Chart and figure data
------------------------------------------------------------------------
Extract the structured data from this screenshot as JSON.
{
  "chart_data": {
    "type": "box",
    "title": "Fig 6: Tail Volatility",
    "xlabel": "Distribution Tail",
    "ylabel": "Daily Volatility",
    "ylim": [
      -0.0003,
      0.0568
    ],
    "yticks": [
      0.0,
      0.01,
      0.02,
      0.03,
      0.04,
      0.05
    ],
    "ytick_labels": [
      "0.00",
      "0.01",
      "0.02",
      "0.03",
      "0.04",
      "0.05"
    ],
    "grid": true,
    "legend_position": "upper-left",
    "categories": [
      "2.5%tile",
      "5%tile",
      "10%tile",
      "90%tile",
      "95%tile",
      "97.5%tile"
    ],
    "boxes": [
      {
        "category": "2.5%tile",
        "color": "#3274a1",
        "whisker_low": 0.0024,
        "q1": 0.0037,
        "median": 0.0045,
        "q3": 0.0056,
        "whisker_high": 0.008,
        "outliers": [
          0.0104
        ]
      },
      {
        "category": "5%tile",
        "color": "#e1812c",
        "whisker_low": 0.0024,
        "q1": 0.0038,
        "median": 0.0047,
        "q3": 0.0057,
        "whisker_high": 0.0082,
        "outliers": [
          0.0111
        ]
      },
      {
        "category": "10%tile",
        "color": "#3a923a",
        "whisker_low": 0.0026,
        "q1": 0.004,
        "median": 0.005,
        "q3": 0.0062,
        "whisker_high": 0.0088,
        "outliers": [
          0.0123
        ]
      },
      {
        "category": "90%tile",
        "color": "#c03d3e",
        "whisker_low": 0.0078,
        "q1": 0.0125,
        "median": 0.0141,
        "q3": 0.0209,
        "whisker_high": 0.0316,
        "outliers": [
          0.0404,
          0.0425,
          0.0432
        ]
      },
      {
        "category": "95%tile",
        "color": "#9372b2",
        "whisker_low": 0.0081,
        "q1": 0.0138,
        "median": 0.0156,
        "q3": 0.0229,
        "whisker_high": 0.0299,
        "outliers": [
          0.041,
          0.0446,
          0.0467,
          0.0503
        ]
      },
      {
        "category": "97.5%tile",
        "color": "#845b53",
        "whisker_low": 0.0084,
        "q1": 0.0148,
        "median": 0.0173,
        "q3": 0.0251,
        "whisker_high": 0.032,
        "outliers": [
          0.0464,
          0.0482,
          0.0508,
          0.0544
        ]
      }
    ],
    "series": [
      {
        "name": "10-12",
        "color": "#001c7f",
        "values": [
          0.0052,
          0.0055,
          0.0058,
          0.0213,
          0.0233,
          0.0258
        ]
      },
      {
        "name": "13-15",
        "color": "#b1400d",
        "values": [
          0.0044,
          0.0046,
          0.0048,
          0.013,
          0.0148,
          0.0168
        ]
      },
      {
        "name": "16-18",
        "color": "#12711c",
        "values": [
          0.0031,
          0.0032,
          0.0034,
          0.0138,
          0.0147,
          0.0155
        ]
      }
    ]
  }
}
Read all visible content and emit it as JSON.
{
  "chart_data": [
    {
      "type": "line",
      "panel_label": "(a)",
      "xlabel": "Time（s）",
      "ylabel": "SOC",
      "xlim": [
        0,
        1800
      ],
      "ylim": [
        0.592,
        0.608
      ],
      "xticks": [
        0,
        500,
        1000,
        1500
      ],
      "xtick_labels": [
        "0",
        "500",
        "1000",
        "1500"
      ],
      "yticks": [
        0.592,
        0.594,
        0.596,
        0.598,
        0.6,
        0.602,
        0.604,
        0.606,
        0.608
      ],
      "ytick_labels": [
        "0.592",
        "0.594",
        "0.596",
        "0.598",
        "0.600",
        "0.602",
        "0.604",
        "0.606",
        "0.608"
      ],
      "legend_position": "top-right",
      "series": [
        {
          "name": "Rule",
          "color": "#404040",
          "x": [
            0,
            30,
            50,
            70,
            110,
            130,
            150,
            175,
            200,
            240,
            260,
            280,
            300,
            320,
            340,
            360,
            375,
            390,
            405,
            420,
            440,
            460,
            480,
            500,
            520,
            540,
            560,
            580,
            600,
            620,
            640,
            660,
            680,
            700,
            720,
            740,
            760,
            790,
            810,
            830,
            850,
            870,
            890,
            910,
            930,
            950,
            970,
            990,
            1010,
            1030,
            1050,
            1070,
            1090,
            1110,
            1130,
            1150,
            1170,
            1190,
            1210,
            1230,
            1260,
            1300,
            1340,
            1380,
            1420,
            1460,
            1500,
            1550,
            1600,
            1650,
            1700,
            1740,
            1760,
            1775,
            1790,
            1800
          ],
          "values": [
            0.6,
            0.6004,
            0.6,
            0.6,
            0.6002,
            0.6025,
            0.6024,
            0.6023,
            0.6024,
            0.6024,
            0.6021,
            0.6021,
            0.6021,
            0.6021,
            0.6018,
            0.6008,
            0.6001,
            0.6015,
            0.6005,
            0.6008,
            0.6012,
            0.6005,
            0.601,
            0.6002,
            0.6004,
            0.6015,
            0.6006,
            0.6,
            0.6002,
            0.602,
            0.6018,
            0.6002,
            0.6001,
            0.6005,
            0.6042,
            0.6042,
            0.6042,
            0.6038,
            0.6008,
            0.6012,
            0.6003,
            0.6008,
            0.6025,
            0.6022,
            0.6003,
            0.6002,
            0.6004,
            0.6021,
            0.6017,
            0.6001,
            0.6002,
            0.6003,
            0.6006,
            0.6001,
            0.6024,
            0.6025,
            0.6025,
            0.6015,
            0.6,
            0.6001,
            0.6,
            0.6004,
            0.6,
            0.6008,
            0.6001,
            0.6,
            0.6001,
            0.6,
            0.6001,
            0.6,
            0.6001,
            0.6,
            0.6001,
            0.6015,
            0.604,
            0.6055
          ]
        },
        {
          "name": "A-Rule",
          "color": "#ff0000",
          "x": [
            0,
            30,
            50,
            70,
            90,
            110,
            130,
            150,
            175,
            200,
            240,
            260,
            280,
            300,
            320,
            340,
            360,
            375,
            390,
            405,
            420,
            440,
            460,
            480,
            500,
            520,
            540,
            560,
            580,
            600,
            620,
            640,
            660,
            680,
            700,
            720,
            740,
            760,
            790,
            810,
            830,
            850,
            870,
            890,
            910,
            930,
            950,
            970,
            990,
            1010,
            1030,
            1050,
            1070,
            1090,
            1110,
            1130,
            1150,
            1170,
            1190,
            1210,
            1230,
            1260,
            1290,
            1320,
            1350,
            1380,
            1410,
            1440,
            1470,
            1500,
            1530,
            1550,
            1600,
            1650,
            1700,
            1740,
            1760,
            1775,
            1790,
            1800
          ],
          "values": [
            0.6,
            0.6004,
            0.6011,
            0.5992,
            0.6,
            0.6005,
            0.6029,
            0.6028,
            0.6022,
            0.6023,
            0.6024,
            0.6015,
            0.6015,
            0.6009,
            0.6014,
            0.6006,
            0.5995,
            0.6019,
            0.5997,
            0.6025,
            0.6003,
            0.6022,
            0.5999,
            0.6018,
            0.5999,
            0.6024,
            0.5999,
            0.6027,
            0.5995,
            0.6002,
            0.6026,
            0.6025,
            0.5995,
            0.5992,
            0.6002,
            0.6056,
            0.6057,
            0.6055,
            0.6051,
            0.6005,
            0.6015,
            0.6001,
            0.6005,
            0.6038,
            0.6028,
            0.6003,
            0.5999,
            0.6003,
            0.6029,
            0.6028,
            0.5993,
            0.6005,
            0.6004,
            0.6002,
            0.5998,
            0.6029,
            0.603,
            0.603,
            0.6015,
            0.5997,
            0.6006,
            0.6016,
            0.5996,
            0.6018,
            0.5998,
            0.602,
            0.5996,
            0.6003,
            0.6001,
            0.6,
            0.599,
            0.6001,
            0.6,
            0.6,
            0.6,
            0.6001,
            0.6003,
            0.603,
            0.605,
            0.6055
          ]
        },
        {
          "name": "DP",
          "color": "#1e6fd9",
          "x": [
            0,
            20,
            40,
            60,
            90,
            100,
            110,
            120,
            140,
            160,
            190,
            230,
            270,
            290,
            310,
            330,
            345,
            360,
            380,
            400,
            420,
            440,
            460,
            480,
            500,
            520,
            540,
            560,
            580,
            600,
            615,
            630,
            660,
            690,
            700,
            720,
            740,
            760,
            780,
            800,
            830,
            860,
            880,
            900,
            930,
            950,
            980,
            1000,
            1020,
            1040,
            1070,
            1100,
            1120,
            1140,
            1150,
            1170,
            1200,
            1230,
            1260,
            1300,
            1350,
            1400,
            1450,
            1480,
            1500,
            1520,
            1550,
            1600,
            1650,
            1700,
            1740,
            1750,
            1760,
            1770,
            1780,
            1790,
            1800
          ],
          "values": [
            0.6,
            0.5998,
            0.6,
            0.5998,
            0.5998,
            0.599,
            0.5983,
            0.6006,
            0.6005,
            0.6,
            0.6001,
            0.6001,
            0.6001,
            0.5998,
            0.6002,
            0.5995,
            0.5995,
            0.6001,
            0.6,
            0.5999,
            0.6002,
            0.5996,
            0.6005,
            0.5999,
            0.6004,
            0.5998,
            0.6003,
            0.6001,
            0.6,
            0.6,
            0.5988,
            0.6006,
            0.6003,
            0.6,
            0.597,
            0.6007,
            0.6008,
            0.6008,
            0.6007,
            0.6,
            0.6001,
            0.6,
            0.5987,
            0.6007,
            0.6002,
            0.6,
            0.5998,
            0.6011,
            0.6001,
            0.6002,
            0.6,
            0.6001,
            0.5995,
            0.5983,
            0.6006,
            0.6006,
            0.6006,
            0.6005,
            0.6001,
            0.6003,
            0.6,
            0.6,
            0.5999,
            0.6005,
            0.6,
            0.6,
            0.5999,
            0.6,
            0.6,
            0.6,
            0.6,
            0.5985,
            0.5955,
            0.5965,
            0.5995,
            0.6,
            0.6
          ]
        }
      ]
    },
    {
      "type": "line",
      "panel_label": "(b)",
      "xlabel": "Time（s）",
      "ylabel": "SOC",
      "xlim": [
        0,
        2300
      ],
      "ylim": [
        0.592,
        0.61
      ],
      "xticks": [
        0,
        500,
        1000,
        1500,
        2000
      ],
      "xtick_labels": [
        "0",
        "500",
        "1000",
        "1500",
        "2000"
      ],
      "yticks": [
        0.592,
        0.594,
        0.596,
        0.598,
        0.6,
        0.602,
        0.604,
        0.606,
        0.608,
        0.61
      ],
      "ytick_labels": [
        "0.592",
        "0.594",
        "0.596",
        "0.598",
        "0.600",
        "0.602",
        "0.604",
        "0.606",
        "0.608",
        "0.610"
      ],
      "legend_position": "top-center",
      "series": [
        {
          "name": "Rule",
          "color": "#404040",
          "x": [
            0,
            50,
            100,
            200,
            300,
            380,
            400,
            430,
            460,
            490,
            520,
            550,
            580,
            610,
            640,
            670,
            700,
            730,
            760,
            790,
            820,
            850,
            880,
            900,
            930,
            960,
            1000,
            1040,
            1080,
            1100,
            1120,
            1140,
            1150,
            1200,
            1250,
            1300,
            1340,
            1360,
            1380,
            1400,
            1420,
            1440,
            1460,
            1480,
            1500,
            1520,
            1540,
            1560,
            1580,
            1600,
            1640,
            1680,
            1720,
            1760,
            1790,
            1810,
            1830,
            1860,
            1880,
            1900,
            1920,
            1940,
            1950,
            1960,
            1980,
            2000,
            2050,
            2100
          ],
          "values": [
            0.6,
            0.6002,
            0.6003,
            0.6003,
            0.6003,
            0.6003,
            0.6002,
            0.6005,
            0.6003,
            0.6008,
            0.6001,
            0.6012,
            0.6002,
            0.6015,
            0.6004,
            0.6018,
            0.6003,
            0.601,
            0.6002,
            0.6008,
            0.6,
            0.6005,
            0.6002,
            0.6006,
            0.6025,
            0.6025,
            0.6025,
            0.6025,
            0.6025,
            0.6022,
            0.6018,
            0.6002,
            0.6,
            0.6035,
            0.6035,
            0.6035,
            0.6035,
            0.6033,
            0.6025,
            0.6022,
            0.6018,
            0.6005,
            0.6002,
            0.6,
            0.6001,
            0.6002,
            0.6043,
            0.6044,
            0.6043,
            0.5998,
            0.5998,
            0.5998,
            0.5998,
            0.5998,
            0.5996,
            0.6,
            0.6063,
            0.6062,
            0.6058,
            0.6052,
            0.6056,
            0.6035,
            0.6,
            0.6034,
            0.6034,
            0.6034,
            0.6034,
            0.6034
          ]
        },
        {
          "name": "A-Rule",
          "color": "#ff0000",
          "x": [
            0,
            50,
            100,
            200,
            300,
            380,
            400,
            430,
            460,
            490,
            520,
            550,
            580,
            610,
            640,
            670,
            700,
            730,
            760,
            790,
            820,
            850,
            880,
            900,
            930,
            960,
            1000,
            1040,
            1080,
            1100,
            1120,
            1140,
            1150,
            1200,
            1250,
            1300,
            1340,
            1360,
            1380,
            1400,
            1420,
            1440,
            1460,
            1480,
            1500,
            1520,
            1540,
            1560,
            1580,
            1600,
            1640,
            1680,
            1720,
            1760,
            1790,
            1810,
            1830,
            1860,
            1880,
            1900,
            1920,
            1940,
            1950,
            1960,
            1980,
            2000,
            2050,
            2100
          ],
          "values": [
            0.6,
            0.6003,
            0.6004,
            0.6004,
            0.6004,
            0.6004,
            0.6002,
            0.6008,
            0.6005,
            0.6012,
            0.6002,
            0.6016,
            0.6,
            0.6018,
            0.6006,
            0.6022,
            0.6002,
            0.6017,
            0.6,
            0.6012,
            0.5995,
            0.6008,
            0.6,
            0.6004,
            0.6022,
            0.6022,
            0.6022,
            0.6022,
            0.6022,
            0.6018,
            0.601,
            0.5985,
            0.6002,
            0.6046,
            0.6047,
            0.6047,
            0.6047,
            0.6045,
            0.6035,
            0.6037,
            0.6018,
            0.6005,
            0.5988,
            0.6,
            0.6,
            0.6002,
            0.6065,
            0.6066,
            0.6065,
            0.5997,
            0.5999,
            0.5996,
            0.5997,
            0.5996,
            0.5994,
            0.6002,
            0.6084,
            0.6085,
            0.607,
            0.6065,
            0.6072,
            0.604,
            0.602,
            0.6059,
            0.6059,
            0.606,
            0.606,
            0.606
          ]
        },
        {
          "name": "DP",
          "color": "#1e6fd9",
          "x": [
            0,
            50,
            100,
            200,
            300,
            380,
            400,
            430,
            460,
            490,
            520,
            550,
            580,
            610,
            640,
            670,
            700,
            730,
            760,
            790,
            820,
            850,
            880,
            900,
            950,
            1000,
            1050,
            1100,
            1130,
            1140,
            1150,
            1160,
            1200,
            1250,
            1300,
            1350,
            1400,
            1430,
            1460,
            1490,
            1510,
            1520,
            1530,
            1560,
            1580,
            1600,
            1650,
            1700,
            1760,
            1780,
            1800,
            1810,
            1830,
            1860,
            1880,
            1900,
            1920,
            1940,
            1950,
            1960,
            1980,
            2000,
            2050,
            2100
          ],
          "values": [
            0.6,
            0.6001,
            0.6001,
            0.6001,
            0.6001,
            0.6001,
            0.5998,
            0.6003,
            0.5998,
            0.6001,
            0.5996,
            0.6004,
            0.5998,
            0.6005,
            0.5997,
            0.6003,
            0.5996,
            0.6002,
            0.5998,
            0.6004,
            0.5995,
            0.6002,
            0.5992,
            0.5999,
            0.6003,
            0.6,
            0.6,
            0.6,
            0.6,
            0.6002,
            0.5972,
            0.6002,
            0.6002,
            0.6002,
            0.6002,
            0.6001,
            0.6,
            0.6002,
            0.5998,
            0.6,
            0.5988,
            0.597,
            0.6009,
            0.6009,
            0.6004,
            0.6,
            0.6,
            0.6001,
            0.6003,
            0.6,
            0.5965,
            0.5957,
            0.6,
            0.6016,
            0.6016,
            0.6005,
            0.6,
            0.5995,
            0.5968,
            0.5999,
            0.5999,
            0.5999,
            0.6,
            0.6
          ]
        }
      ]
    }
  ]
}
------------------------------------------------------------------------
### What you need to do
Copy out each line in the preceding records that contains "median".

### Result of the task
        "median": 0.0045,
        "median": 0.0047,
        "median": 0.005,
        "median": 0.0141,
        "median": 0.0156,
        "median": 0.0173,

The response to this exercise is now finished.